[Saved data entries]
------------------------------------------------------------

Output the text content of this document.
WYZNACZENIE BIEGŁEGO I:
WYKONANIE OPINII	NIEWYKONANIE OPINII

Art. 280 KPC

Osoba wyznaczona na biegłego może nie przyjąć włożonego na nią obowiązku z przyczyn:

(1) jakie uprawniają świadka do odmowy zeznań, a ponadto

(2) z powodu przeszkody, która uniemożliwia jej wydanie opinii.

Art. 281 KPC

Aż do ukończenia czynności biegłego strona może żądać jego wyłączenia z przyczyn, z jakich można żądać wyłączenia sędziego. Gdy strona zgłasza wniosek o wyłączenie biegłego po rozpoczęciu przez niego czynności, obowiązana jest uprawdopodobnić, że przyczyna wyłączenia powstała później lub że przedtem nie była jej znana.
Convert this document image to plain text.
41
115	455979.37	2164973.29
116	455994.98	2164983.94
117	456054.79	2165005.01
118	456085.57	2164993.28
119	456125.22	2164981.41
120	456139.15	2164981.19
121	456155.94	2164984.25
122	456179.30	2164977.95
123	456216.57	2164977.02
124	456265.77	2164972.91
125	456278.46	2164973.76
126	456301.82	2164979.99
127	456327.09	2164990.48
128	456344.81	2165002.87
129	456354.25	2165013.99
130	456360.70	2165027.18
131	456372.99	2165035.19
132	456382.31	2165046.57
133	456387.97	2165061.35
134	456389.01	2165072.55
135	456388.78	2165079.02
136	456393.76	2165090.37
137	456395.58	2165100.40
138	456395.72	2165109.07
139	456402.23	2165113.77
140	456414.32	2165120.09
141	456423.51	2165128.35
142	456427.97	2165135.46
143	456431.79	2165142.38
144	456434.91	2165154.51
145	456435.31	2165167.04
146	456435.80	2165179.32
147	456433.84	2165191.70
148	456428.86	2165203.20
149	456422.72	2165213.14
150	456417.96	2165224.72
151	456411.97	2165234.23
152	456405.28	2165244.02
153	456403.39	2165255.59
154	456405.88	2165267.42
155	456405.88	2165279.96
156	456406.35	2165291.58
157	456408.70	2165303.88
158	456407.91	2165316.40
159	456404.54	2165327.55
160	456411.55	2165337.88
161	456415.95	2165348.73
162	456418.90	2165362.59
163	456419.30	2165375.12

------------------------------------------------------------

Challenge — List each line of the records that holds the string "text".

Exercise answer —
Output the text content of this document.
Convert this document image to plain text.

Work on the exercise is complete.